Repeat all the material exactly; pictures stay out of your copy.

* begin LISTING *

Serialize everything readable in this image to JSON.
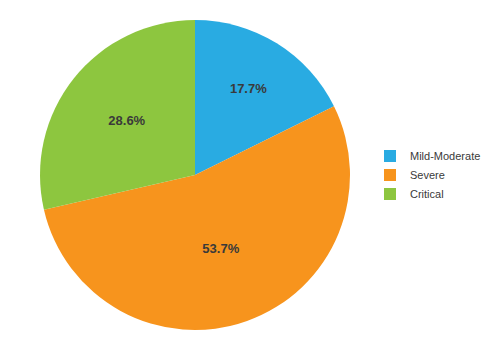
{
  "chart_data": {
    "type": "pie",
    "categories": [
      "Mild-Moderate",
      "Severe",
      "Critical"
    ],
    "values": [
      17.7,
      53.7,
      28.6
    ],
    "value_labels": [
      "17.7%",
      "53.7%",
      "28.6%"
    ],
    "colors": [
      "#29ABE2",
      "#F7941D",
      "#8DC63F"
    ],
    "data_labels": true,
    "legend": "right"
  }
}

* end LISTING *

> _EXERCISE OUTPUT_:
Serialize everything readable in this image to JSON.
{
  "chart_data": {
    "type": "pie",
    "categories": [
      "Mild-Moderate",
      "Severe",
      "Critical"
    ],
    "values": [
      17.7,
      53.7,
      28.6
    ],
    "value_labels": [
      "17.7%",
      "53.7%",
      "28.6%"
    ],
    "colors": [
      "#29ABE2",
      "#F7941D",
      "#8DC63F"
    ],
    "data_labels": true,
    "legend": "right"
  }
}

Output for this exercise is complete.